# Aim of the task:
Report how many lines include the word "What", and nothing besides that number.
--------------------------------
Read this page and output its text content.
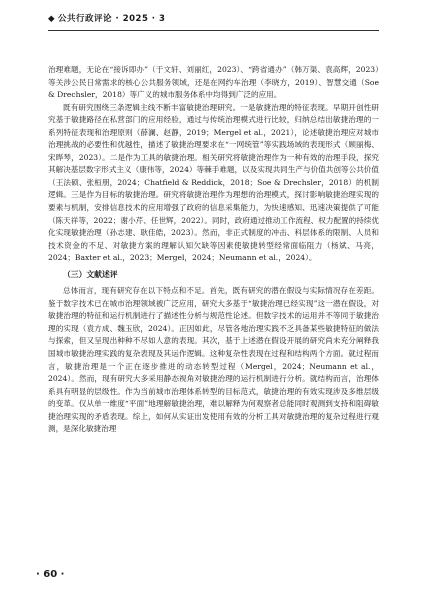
◆ 公共行政评论 · 2025 · 3

治理难题，无论在“接诉即办”（于文轩、刘丽红，2023）、“跨省通办”（韩万渠、袁高辉，2023）等关涉公民日常需求的核心公共服务领域，还是在网约车治理（李晓方，2019）、智慧交通（Soe & Drechsler，2018）等广义的城市服务体系中均得到广泛的应用。

既有研究围绕三条逻辑主线不断丰富敏捷治理研究。一是敏捷治理的特征表现。早期开创性研究基于敏捷路径在私营部门的应用经验，通过与传统治理模式进行比较，归纳总结出敏捷治理的一系列特征表现和治理原则（薛澜、赵静，2019；Mergel et al.，2021），论述敏捷治理应对城市治理挑战的必要性和优越性，描述了敏捷治理要求在“一网统管”等实践场域的表现形式（顾丽梅、宋晔琴，2023）。二是作为工具的敏捷治理。相关研究将敏捷治理作为一种有效的治理手段，探究其解决基层数字形式主义（康伟等，2024）等棘手难题，以及实现共同生产与价值共创等公共价值（王法硕、张桓朋，2024；Chatfield & Reddick，2018；Soe & Drechsler，2018）的机制逻辑。三是作为目标的敏捷治理。研究将敏捷治理作为理想的治理模式，探讨影响敏捷治理实现的要素与机制，安排信息技术的应用增强了政府的信息采集能力，为快速感知、迅速决策提供了可能（陈天祥等，2022；谢小芹、任世辉，2022）。同时，政府通过推动工作流程、权力配置的持续优化实现敏捷治理（孙志建、耿佳皓，2023）。然而，非正式制度的冲击、科层体系的限制、人员和技术资金的不足、对敏捷方案的理解认知欠缺等因素使敏捷转型经常面临阻力（杨斌、马亮，2024；Baxter et al.，2023；Mergel，2024；Neumann et al.，2024）。

（三）文献述评

总体而言，现有研究存在以下特点和不足。首先，既有研究的潜在假设与实际情况存在差距。鉴于数字技术已在城市治理领域被广泛应用，研究大多基于“敏捷治理已经实现”这一潜在假设，对敏捷治理的特征和运行机制进行了描述性分析与规范性论述。但数字技术的运用并不等同于敏捷治理的实现（袁方成、魏玉欣，2024）。正因如此，尽管各地治理实践不乏具备某些敏捷特征的做法与探索，但又呈现出种种不尽如人意的表现。其次，基于上述潜在假设开展的研究尚未充分阐释我国城市敏捷治理实践的复杂表现及其运作逻辑。这种复杂性表现在过程和结构两个方面。就过程而言，敏捷治理是一个正在逐步推进的动态转型过程（Mergel，2024；Neumann et al.，2024）。然而，现有研究大多采用静态视角对敏捷治理的运行机制进行分析。就结构而言，治理体系具有明显的层级性。作为当前城市治理体系转型的目标范式，敏捷治理的有效实现涉及多维层级的变革。仅从单一维度“平面”地理解敏捷治理，难以解释为何观察者总能同时观测到支持和阻碍敏捷治理实现的矛盾表现。综上，如何从实证出发使用有效的分析工具对敏捷治理的复杂过程进行观测，是深化敏捷治理

· 60 ·
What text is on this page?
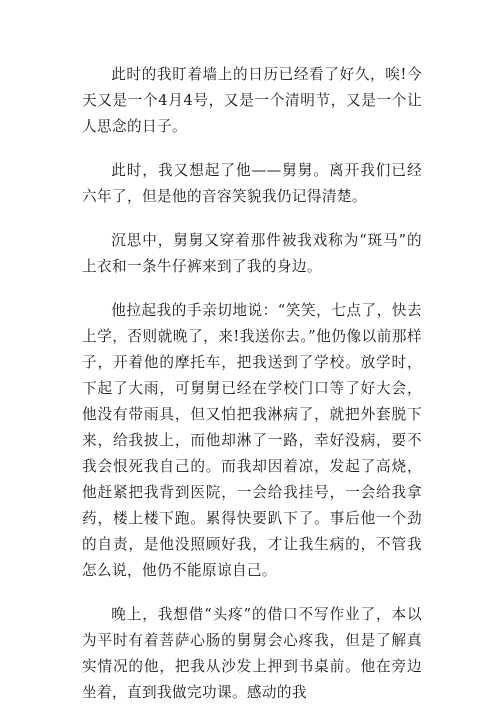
此时的我盯着墙上的日历已经看了好久，唉!今天又是一个4月4号，又是一个清明节，又是一个让人思念的日子。

此时，我又想起了他——舅舅。离开我们已经六年了，但是他的音容笑貌我仍记得清楚。

沉思中，舅舅又穿着那件被我戏称为“斑马”的上衣和一条牛仔裤来到了我的身边。

他拉起我的手亲切地说：“笑笑，七点了，快去上学，否则就晚了，来!我送你去。”他仍像以前那样子，开着他的摩托车，把我送到了学校。放学时，下起了大雨，可舅舅已经在学校门口等了好大会，他没有带雨具，但又怕把我淋病了，就把外套脱下来，给我披上，而他却淋了一路，幸好没病，要不我会恨死我自己的。而我却因着凉，发起了高烧，他赶紧把我背到医院，一会给我挂号，一会给我拿药，楼上楼下跑。累得快要趴下了。事后他一个劲的自责，是他没照顾好我，才让我生病的，不管我怎么说，他仍不能原谅自己。

晚上，我想借“头疼”的借口不写作业了，本以为平时有着菩萨心肠的舅舅会心疼我，但是了解真实情况的他，把我从沙发上押到书桌前。他在旁边坐着，直到我做完功课。感动的我
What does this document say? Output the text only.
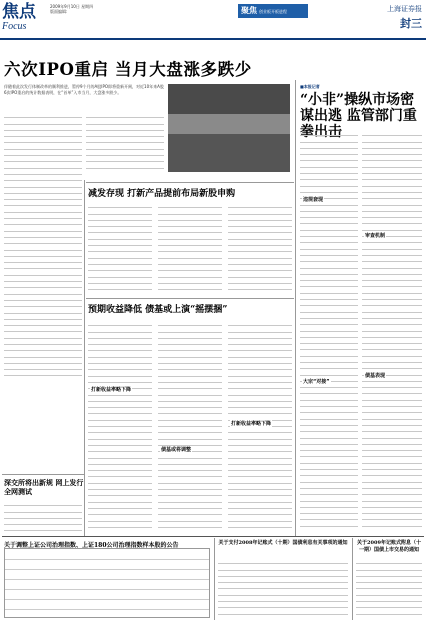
焦点
Focus
2009年9月10日 星期四
版面编辑:	聚焦 创业板开板进程	上海证券报
封三
六次IPO重启 当月大盘涨多跌少
伴随着此次发行体制改革的顺利推进，暂停9个月的A股IPO即将重新开闸，对近10年来A股6次IPO重启的统计数据表明，在“首单”入市当月，大盘涨多跌少。
减发存现 打新产品提前布局新股申购
预期收益降低 债基或上演“摇摆捆”
打新收益率略下降
债基或将调整
打新收益率略下降
深交所将出新规 网上发行全网测试
■本报记者
“小非”操纵市场密谋出逃 监管部门重拳出击
违规套现
大宗“对接”
审查机制
债基表现
关于调整上证公司治理指数、上证180公司治理指数样本股的公告	关于支付2008年记账式（十期）国债利息有关事项的通知 关于2009年记账式附息（十一期）国债上市交易的通知
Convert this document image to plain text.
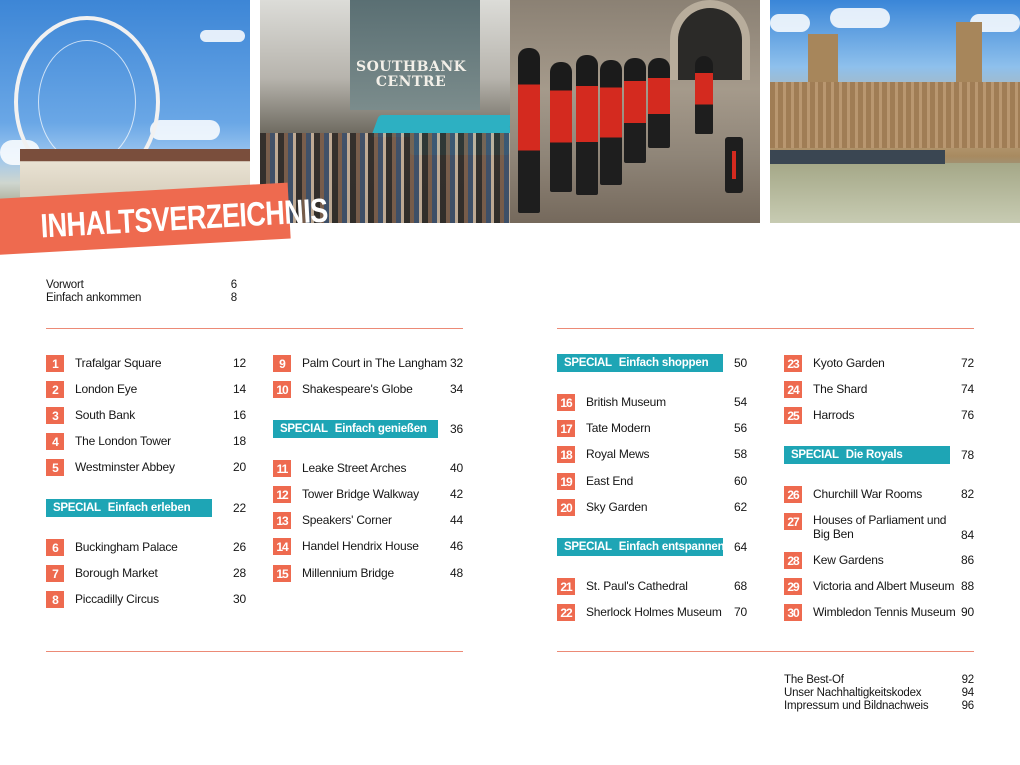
SOUTHBANK
CENTRE
INHALTSVERZEICHNIS
Vorwort	6
Einfach ankommen	8
1	Trafalgar Square	12
2	London Eye	14
3	South Bank	16
4	The London Tower	18
5	Westminster Abbey	20
SPECIAL Einfach erleben	22
6	Buckingham Palace	26
7	Borough Market	28
8	Piccadilly Circus	30
9	Palm Court in The Langham 32
10 Shakespeare's Globe	34
SPECIAL Einfach genießen 36
11	Leake Street Arches	40
12 Tower Bridge Walkway	42
13 Speakers' Corner	44
14 Handel Hendrix House	46
15 Millennium Bridge	48
SPECIAL Einfach shoppen 50
16 British Museum	54
17 Tate Modern	56
18 Royal Mews	58
19 East End	60
20 Sky Garden	62
SPECIAL Einfach entspannen 64
21 St. Paul's Cathedral	68
22 Sherlock Holmes Museum 70
23 Kyoto Garden	72
24 The Shard	74
25 Harrods	76
SPECIAL Die Royals	78
26 Churchill War Rooms	82
27 Houses of Parliament und Big Ben	84
28 Kew Gardens	86
29 Victoria and Albert Museum 88
30 Wimbledon Tennis Museum 90
The Best-Of	92
Unser Nachhaltigkeitskodex	94
Impressum und Bildnachweis	96
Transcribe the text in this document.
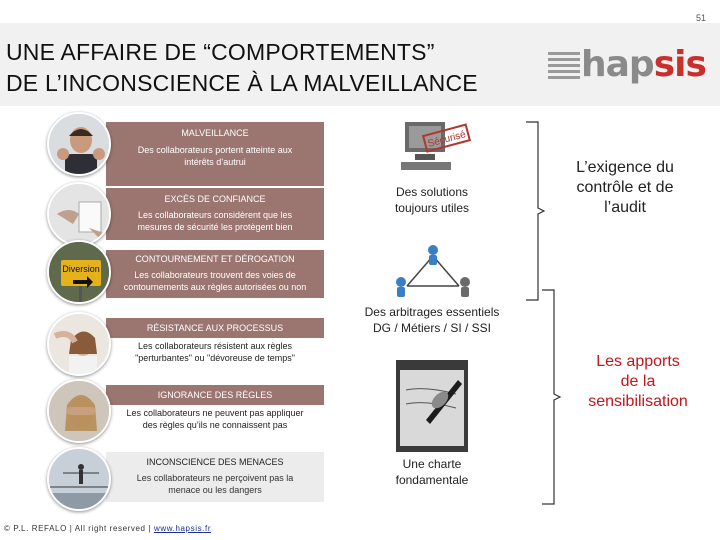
51
UNE AFFAIRE DE “COMPORTEMENTS”
DE L’INCONSCIENCE À LA MALVEILLANCE	hapsis
MALVEILLANCE
Des collaborateurs portent atteinte aux
intérêts d’autrui
EXCÈS DE CONFIANCE
Les collaborateurs considèrent que les
mesures de sécurité les protègent bien
CONTOURNEMENT ET DÉROGATION
Les collaborateurs trouvent des voies de
contournements aux règles autorisées ou non
RÉSISTANCE AUX PROCESSUS
Les collaborateurs résistent aux règles
"perturbantes" ou "dévoreuse de temps"
IGNORANCE DES RÈGLES
Les collaborateurs ne peuvent pas appliquer
des règles qu’ils ne connaissent pas
INCONSCIENCE DES MENACES
Les collaborateurs ne perçoivent pas la
menace ou les dangers
Diversion
Sécurisé
Des solutions
toujours utiles
Des arbitrages essentiels
DG / Métiers / SI / SSI
Une charte
fondamentale
L’exigence du
contrôle et de
l’audit
Les apports
de la
sensibilisation
© P.L. REFALO | All right reserved | www.hapsis.fr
--------------------------------
# Response:
2